Where a line holds "source", copy it.

-------

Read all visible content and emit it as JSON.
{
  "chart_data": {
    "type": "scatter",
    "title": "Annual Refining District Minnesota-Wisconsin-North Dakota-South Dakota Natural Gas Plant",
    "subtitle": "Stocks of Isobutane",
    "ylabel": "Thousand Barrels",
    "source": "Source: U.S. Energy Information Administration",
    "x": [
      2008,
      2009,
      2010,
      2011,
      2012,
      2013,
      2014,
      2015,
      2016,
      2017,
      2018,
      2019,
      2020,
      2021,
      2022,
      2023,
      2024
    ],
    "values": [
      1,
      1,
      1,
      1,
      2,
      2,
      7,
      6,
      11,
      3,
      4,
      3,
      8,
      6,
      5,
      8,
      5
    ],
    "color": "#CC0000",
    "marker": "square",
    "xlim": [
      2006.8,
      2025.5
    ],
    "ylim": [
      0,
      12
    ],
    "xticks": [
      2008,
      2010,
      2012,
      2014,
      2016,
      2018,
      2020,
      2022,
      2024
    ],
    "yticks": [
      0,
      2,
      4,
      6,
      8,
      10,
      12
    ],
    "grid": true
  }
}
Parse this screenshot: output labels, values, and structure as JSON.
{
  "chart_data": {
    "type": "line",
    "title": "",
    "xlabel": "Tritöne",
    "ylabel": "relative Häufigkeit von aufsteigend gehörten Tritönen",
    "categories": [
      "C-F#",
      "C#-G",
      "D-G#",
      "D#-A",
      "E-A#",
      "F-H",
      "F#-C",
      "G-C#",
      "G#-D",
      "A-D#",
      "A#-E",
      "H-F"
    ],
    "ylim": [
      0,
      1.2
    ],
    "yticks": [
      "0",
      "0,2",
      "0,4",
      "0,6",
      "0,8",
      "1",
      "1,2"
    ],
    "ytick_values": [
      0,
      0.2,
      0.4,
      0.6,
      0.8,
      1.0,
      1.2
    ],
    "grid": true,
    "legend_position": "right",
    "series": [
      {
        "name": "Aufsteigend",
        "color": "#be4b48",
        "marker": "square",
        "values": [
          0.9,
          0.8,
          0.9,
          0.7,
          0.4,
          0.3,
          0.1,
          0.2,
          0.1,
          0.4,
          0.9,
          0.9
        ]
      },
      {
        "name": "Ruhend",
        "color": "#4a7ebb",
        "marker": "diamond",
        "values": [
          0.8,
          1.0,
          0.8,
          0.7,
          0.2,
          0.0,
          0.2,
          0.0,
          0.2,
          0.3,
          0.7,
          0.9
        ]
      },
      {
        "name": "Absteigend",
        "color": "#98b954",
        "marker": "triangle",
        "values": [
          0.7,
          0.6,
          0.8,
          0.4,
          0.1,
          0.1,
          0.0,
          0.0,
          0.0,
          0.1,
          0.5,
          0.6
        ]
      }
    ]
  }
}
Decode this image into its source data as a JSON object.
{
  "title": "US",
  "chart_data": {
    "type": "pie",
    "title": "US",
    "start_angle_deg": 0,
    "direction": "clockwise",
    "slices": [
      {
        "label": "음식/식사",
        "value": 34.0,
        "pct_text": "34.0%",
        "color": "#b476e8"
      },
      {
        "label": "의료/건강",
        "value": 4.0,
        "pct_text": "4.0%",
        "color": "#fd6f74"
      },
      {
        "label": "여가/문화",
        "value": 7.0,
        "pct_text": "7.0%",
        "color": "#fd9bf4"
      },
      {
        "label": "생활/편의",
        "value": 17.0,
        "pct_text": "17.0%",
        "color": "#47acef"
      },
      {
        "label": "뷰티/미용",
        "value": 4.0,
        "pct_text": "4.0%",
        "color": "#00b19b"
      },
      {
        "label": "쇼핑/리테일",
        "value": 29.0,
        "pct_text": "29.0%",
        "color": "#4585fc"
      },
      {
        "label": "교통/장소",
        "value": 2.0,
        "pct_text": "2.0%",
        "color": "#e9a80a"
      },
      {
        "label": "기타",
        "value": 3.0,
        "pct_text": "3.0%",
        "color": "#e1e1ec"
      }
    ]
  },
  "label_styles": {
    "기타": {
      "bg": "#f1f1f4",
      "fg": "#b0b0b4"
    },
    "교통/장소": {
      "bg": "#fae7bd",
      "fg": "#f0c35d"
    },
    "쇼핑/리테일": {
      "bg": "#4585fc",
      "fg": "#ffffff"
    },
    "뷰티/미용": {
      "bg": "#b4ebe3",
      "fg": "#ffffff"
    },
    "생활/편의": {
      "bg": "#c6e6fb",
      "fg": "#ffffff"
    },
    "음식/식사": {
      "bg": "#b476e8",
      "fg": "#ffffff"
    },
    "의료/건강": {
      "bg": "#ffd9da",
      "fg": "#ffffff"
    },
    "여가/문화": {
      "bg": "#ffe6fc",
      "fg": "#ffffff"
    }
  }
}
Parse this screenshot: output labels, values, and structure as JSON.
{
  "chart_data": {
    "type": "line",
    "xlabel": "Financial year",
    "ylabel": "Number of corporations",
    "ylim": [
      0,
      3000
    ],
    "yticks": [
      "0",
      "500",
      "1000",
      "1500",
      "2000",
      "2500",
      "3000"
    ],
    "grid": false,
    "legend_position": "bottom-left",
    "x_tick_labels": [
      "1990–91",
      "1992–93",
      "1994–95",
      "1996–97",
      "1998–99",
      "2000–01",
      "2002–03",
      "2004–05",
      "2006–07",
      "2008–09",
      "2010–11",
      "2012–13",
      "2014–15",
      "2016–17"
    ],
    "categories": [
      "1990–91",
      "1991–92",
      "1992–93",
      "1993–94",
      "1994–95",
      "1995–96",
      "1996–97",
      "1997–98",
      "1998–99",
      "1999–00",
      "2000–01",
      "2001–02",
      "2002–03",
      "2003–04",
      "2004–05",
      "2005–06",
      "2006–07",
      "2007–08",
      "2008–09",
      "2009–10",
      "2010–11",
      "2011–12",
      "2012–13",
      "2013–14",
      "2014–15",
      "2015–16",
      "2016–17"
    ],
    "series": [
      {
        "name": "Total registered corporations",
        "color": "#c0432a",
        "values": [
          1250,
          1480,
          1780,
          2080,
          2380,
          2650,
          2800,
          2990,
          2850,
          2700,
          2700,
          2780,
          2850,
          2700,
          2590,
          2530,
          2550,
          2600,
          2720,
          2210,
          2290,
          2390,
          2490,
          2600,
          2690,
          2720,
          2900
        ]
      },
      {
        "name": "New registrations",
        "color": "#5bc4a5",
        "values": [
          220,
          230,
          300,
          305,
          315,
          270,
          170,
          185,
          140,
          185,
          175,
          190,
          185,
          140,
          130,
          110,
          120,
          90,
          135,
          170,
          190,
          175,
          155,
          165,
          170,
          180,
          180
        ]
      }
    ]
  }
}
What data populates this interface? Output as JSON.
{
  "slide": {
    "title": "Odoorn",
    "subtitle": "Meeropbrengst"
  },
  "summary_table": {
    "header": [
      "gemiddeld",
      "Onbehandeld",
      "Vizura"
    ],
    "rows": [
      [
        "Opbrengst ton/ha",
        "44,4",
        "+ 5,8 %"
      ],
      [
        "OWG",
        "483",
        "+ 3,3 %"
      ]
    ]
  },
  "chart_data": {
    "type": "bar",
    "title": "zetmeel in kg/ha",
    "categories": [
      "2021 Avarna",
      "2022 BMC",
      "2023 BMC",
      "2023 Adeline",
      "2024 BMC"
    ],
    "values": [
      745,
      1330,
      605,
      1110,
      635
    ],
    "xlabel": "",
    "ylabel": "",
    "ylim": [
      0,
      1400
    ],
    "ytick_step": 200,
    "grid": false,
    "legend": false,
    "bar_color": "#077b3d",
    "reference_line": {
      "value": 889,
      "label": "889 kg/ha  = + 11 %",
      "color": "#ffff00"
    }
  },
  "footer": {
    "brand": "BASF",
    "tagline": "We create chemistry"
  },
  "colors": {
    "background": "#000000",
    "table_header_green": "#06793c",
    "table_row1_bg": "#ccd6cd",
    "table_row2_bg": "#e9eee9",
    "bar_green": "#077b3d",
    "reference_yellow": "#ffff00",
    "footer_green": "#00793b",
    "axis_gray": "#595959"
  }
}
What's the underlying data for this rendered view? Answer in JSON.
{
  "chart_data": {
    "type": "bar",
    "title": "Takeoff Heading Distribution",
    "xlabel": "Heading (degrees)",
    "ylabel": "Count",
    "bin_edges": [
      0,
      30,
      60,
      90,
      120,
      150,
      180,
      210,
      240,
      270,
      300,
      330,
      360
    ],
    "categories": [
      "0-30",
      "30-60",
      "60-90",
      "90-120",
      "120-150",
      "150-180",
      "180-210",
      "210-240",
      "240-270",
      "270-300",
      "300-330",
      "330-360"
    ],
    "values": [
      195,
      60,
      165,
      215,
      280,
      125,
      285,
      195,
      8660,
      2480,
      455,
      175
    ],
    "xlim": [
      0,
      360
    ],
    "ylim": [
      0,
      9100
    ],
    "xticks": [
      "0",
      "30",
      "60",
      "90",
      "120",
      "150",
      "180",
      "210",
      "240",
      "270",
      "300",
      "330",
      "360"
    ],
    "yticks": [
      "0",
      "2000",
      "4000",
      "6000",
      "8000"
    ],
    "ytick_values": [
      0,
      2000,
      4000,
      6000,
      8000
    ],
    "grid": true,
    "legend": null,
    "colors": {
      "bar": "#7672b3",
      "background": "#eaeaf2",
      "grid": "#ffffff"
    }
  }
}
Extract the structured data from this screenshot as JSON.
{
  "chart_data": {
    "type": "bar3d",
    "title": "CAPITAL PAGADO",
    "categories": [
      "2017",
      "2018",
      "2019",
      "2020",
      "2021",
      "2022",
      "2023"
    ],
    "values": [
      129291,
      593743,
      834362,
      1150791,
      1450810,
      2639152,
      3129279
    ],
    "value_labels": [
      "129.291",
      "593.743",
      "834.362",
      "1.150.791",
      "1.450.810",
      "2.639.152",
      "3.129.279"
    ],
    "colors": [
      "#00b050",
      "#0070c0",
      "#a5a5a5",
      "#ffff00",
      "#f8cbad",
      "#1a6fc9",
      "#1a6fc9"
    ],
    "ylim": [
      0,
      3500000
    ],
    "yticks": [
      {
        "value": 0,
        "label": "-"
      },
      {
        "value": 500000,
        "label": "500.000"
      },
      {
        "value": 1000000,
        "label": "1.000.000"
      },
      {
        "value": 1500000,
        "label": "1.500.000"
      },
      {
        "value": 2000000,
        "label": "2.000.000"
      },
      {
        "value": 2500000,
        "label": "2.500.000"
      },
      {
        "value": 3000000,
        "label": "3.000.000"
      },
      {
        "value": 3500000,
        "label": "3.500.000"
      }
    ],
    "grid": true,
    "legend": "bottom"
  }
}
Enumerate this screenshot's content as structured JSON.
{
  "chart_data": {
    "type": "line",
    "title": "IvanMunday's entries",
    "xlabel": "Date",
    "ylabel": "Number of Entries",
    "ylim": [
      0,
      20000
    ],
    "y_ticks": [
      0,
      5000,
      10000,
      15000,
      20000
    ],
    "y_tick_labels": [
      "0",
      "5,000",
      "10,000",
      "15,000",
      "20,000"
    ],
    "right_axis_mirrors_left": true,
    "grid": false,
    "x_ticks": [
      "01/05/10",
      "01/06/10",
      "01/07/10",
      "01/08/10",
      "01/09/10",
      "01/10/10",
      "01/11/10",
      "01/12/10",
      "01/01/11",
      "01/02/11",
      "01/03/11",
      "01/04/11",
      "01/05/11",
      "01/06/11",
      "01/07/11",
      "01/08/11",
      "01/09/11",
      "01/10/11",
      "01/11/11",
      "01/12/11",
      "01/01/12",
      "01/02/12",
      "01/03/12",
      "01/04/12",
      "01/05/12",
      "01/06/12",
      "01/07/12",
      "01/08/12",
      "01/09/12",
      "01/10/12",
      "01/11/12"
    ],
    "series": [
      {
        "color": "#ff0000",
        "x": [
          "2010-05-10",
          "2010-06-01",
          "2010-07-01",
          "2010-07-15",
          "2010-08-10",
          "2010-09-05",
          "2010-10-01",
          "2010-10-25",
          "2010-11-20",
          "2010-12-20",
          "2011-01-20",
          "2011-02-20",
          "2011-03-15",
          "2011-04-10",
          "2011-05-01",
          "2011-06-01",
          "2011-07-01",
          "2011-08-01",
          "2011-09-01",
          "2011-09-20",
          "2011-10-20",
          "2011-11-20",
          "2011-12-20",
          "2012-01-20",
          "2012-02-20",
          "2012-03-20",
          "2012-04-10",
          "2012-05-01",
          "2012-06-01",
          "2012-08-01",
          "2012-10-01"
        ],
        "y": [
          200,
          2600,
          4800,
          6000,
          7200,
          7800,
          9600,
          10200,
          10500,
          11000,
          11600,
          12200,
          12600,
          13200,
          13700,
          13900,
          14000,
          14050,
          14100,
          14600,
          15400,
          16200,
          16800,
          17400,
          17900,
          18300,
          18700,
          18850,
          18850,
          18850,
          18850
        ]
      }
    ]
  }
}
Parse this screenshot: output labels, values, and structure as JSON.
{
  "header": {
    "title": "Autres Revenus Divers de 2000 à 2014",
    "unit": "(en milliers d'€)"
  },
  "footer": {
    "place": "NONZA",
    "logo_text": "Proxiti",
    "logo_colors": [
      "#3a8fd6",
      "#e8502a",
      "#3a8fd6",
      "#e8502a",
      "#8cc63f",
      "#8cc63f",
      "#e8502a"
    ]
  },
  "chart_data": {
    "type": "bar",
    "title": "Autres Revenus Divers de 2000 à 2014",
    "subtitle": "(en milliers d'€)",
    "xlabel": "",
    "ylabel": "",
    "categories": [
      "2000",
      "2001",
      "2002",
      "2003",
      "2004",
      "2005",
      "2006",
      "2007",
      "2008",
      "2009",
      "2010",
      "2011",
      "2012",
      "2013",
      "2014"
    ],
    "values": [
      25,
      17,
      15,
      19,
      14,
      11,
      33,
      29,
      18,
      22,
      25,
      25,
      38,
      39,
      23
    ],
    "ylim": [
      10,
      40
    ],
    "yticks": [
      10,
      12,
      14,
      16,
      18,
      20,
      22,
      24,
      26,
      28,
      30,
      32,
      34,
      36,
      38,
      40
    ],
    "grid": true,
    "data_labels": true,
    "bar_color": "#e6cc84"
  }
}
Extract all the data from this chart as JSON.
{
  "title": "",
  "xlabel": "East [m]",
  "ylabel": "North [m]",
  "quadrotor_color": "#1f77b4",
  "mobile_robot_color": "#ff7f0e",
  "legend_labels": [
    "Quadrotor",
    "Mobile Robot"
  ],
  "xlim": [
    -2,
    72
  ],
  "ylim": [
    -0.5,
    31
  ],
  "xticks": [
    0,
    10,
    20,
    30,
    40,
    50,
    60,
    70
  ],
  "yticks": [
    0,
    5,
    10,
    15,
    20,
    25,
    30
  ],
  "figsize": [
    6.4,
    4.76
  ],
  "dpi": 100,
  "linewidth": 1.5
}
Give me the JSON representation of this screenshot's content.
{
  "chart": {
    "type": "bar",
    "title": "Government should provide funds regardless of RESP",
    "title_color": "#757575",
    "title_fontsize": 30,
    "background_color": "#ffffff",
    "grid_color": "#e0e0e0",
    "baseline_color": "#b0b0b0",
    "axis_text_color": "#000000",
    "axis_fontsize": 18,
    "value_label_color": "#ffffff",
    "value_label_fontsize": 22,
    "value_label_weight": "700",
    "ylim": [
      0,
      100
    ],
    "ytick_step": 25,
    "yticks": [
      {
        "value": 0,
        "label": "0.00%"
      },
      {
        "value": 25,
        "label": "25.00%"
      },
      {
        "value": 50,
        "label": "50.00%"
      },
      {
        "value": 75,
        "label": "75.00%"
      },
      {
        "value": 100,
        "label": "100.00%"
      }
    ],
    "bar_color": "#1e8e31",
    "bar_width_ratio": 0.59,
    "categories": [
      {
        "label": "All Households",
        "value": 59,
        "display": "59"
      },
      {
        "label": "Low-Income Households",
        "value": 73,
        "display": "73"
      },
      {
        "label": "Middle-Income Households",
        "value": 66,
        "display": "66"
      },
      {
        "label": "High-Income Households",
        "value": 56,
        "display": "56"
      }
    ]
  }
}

-------

• [The completed task]
    "source": "Source: U.S. Energy Information Administration",
Decode this image into its source data as a JSON object.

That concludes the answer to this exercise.